### Document segment
____________

Among the top ten suburbs for price growth, median property prices rose by 25 to 45 per cent in a range of prestige and working class suburbs.
Salter Point recorded the biggest growth to its median house sale price in the last financial year, increasing 44.7 per cent to $1.352 million. This was followed by Ascot (up 42.1 per cent to $810,000), Bicton (up 30.9 per cent to $1.14 million), Claremont (up 30.8 per cent to $1.7 million) and Medina (up 30 per cent to $260,000).
REIWA President Damian Collins said the top 10 list represented a diverse mix of suburbs, with median house sale prices ranging from as low as $255,000 to as high as $1.7 million.
“It is reassuring to see that since we hit the bottom of the market in July 2020, the Perth property market recovery has been widespread," Mr Collins said.
"This is reflected in this top 10 list, with positive median sale price growth seen in suburbs from all different price spectrums of the market.
“In addition, it is also encouraging to see how dispersed these top 10 suburbs are across Perth, ranging from as far south as Wannanup, as far north as Sorrento, over to Ascot in the east and Claremont in Perth’s affluent western suburbs,” he said.
House prices in Perth are still 12.5 per cent below the last peak in June 2014 however rents, a generally reliable indicator of future price growth in this market, are now only two per cent below the May 2013 peak.
Chief Economist at Ray White Real Estate, Nerida Conisbee, said there is “still a while to run for this red hot market.”
“Unusually, the Perth market is strong at a time all other Australian markets are also strong,” Ms Conisbee said.
“It’s being turbocharged by particularly strong iron ore export growth, with iron ore sales surging by 20 per cent in May
Ms Conisbee said the suburbs doing well in Perth are a mix, ranging from affordable Medina within the industrial centre of Kwinana, to City Beach which has just hit a $2 million median.
“At a more aggregated level, it’s the Local Government Area (LGA) of Cottesloe, one of Perth’s most coveted addresses, that is seeing the strongest growth but all price points across the city are doing well, however, there is a slight tilt to some of Perth’s most expensive suburbs,” she said.
|Suburb||Median house sale price||Percentage increase in the 2020-21 financial year|
|1. Salter Point||$1.352 million||44.7%|
|3. Bicton||$1.14 million||30.9%|
|4. Claremont||$1.7 million||30.8%|
|7. Trigg||$1.45 million||28.9%|
|10. Sorrento||$1.1 million||25.3%|
Turning up the volume
In line with the rise in demand that is driving up prices, so too are sales volumes climbing vertiginously as first home buyers seek solace from rapidly escalating rents and the near non-availability of rentals in many suburbs.

____________

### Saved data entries
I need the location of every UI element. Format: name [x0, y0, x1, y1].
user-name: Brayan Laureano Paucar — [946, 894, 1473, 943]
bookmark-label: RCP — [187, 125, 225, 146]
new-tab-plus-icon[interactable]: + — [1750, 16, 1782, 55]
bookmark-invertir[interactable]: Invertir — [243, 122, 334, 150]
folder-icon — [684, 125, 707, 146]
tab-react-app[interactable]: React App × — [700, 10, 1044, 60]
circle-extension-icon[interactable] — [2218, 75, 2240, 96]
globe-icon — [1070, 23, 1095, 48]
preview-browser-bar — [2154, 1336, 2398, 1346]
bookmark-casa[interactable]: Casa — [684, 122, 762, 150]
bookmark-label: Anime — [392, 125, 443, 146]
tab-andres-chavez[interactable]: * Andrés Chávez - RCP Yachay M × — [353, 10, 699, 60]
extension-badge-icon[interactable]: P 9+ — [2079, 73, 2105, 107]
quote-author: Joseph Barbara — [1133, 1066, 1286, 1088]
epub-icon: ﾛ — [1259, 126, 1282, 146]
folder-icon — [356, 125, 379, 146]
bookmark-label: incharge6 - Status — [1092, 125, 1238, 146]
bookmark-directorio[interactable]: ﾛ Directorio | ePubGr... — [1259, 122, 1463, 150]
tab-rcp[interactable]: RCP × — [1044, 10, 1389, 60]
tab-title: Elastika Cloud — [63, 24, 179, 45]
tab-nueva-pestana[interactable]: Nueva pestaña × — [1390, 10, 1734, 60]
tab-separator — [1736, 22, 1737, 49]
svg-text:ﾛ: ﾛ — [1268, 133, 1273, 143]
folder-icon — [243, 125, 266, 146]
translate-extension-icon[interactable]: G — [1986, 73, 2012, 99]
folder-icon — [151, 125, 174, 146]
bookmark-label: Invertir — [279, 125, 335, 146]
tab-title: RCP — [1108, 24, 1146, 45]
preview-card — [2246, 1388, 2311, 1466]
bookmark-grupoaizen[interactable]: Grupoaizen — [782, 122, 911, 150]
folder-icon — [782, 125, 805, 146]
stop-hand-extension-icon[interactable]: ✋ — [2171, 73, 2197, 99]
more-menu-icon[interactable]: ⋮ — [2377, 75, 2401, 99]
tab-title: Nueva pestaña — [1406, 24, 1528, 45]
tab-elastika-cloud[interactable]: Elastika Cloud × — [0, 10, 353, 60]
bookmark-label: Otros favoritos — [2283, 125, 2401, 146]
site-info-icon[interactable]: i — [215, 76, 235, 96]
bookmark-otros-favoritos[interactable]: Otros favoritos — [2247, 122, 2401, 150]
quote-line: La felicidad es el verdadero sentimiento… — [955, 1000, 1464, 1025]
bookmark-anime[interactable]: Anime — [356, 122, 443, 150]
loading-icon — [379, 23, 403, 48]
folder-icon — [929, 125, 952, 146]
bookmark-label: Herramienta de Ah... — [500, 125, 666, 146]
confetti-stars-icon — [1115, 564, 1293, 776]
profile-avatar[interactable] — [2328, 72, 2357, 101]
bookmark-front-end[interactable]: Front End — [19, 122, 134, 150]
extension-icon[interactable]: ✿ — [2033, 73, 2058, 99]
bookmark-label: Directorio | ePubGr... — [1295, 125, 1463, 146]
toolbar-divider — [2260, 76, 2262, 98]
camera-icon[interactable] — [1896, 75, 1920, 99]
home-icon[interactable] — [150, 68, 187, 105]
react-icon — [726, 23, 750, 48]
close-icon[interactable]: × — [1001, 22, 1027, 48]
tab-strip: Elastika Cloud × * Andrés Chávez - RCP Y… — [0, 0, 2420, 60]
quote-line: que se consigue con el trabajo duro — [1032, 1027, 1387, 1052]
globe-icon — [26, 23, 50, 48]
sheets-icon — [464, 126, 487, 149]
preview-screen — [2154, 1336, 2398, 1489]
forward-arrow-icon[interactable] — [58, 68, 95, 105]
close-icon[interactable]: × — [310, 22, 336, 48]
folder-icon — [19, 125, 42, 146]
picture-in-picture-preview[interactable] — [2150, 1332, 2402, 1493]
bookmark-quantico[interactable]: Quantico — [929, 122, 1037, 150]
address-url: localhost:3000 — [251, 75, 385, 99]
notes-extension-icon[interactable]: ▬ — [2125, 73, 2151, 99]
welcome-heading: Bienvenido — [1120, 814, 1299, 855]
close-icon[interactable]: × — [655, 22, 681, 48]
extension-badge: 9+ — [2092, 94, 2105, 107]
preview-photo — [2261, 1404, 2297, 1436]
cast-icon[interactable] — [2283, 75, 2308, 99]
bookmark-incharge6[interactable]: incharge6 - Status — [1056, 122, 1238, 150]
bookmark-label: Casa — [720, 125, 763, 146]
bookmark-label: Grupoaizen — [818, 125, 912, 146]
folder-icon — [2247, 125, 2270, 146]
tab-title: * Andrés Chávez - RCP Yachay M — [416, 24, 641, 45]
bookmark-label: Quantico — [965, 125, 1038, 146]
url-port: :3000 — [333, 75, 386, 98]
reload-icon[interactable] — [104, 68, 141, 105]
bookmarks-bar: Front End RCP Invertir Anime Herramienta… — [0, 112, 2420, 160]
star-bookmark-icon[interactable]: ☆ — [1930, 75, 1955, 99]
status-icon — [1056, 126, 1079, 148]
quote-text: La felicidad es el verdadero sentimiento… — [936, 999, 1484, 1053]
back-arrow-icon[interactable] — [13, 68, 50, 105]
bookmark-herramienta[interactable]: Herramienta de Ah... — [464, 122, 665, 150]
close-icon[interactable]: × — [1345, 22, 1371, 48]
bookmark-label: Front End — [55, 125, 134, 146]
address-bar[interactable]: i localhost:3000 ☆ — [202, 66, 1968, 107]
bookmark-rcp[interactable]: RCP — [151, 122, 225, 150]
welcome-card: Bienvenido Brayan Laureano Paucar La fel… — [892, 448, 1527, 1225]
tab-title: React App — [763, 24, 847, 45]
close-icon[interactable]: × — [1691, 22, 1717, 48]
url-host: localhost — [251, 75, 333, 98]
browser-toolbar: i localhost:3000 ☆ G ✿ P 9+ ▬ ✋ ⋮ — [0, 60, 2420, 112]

____________

### Given exercise 1
According to the Perth property article, why are sales volumes climbing so sharply? Answer in one to three sentences.
### Given exercise 2
Rewrite the passage of the Perth property article from "Salter Point recorded" up to and including "cent to $260,000).", substituting "largest" for "biggest".

### Expected answer 1
Sales volumes are climbing as first home buyers look for relief from rapidly rising rents. They are also responding to the near non-availability of rentals in many suburbs. This rise matches the growing demand that is pushing prices up.

### Expected answer 2
Salter Point recorded the largest growth to its median house sale price in the last financial year, increasing 44.7 per cent to $1.352 million. This was followed by Ascot (up 42.1 per cent to $810,000), Bicton (up 30.9 per cent to $1.14 million), Claremont (up 30.8 per cent to $1.7 million) and Medina (up 30 per cent to $260,000).